## THE EXERCISE
Take the records underneath and set them down exactly.

## Records from a collection of figures
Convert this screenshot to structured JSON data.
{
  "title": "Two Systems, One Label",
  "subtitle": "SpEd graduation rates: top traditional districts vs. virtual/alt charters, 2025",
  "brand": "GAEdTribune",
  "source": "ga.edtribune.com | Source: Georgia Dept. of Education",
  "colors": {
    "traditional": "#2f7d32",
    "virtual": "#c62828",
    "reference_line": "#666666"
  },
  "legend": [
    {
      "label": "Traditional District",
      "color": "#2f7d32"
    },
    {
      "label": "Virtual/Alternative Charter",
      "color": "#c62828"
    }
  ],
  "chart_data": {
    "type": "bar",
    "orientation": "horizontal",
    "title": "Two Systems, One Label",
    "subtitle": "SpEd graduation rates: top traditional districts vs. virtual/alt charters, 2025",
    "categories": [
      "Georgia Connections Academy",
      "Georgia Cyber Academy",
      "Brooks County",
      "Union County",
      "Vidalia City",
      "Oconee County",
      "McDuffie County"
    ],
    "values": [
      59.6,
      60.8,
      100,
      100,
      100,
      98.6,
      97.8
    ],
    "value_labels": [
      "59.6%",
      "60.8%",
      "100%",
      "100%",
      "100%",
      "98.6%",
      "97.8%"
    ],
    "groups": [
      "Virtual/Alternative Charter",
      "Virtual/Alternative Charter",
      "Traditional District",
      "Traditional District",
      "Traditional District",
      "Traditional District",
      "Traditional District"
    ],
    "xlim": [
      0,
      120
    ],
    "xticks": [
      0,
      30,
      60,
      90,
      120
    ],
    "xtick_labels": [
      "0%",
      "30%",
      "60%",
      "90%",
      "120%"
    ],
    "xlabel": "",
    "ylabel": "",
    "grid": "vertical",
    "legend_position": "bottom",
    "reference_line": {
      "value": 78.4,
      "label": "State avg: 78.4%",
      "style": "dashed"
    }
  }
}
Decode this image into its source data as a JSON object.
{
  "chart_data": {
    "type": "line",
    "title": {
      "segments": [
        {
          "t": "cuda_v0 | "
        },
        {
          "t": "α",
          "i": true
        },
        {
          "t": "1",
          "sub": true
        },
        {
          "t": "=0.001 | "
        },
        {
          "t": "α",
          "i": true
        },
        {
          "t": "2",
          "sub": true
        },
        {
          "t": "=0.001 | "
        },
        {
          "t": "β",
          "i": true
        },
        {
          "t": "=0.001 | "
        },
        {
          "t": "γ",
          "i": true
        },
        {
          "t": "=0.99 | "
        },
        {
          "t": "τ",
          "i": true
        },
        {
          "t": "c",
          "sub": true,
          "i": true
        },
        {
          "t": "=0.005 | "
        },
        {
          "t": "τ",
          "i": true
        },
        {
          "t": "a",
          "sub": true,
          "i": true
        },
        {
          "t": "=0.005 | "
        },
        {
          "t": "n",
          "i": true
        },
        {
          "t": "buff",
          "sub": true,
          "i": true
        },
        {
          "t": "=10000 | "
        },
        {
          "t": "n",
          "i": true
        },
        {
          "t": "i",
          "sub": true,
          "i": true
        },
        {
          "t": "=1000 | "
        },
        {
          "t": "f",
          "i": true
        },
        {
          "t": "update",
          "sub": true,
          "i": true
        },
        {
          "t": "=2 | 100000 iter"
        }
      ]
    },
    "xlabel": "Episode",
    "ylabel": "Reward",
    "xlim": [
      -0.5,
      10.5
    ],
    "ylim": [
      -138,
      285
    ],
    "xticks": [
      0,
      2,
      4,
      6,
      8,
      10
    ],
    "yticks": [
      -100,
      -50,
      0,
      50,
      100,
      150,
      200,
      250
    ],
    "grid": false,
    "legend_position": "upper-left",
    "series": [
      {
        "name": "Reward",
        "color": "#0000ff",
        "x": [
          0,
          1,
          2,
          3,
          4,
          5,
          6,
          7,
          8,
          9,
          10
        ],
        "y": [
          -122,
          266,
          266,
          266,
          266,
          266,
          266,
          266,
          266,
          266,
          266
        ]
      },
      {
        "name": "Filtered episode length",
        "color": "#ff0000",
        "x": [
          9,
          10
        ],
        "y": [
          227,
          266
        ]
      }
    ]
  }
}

## CORRECT RESULT
Convert this screenshot to structured JSON data.
{
  "title": "Two Systems, One Label",
  "subtitle": "SpEd graduation rates: top traditional districts vs. virtual/alt charters, 2025",
  "brand": "GAEdTribune",
  "source": "ga.edtribune.com | Source: Georgia Dept. of Education",
  "colors": {
    "traditional": "#2f7d32",
    "virtual": "#c62828",
    "reference_line": "#666666"
  },
  "legend": [
    {
      "label": "Traditional District",
      "color": "#2f7d32"
    },
    {
      "label": "Virtual/Alternative Charter",
      "color": "#c62828"
    }
  ],
  "chart_data": {
    "type": "bar",
    "orientation": "horizontal",
    "title": "Two Systems, One Label",
    "subtitle": "SpEd graduation rates: top traditional districts vs. virtual/alt charters, 2025",
    "categories": [
      "Georgia Connections Academy",
      "Georgia Cyber Academy",
      "Brooks County",
      "Union County",
      "Vidalia City",
      "Oconee County",
      "McDuffie County"
    ],
    "values": [
      59.6,
      60.8,
      100,
      100,
      100,
      98.6,
      97.8
    ],
    "value_labels": [
      "59.6%",
      "60.8%",
      "100%",
      "100%",
      "100%",
      "98.6%",
      "97.8%"
    ],
    "groups": [
      "Virtual/Alternative Charter",
      "Virtual/Alternative Charter",
      "Traditional District",
      "Traditional District",
      "Traditional District",
      "Traditional District",
      "Traditional District"
    ],
    "xlim": [
      0,
      120
    ],
    "xticks": [
      0,
      30,
      60,
      90,
      120
    ],
    "xtick_labels": [
      "0%",
      "30%",
      "60%",
      "90%",
      "120%"
    ],
    "xlabel": "",
    "ylabel": "",
    "grid": "vertical",
    "legend_position": "bottom",
    "reference_line": {
      "value": 78.4,
      "label": "State avg: 78.4%",
      "style": "dashed"
    }
  }
}
Decode this image into its source data as a JSON object.
{
  "chart_data": {
    "type": "line",
    "title": {
      "segments": [
        {
          "t": "cuda_v0 | "
        },
        {
          "t": "α",
          "i": true
        },
        {
          "t": "1",
          "sub": true
        },
        {
          "t": "=0.001 | "
        },
        {
          "t": "α",
          "i": true
        },
        {
          "t": "2",
          "sub": true
        },
        {
          "t": "=0.001 | "
        },
        {
          "t": "β",
          "i": true
        },
        {
          "t": "=0.001 | "
        },
        {
          "t": "γ",
          "i": true
        },
        {
          "t": "=0.99 | "
        },
        {
          "t": "τ",
          "i": true
        },
        {
          "t": "c",
          "sub": true,
          "i": true
        },
        {
          "t": "=0.005 | "
        },
        {
          "t": "τ",
          "i": true
        },
        {
          "t": "a",
          "sub": true,
          "i": true
        },
        {
          "t": "=0.005 | "
        },
        {
          "t": "n",
          "i": true
        },
        {
          "t": "buff",
          "sub": true,
          "i": true
        },
        {
          "t": "=10000 | "
        },
        {
          "t": "n",
          "i": true
        },
        {
          "t": "i",
          "sub": true,
          "i": true
        },
        {
          "t": "=1000 | "
        },
        {
          "t": "f",
          "i": true
        },
        {
          "t": "update",
          "sub": true,
          "i": true
        },
        {
          "t": "=2 | 100000 iter"
        }
      ]
    },
    "xlabel": "Episode",
    "ylabel": "Reward",
    "xlim": [
      -0.5,
      10.5
    ],
    "ylim": [
      -138,
      285
    ],
    "xticks": [
      0,
      2,
      4,
      6,
      8,
      10
    ],
    "yticks": [
      -100,
      -50,
      0,
      50,
      100,
      150,
      200,
      250
    ],
    "grid": false,
    "legend_position": "upper-left",
    "series": [
      {
        "name": "Reward",
        "color": "#0000ff",
        "x": [
          0,
          1,
          2,
          3,
          4,
          5,
          6,
          7,
          8,
          9,
          10
        ],
        "y": [
          -122,
          266,
          266,
          266,
          266,
          266,
          266,
          266,
          266,
          266,
          266
        ]
      },
      {
        "name": "Filtered episode length",
        "color": "#ff0000",
        "x": [
          9,
          10
        ],
        "y": [
          227,
          266
        ]
      }
    ]
  }
}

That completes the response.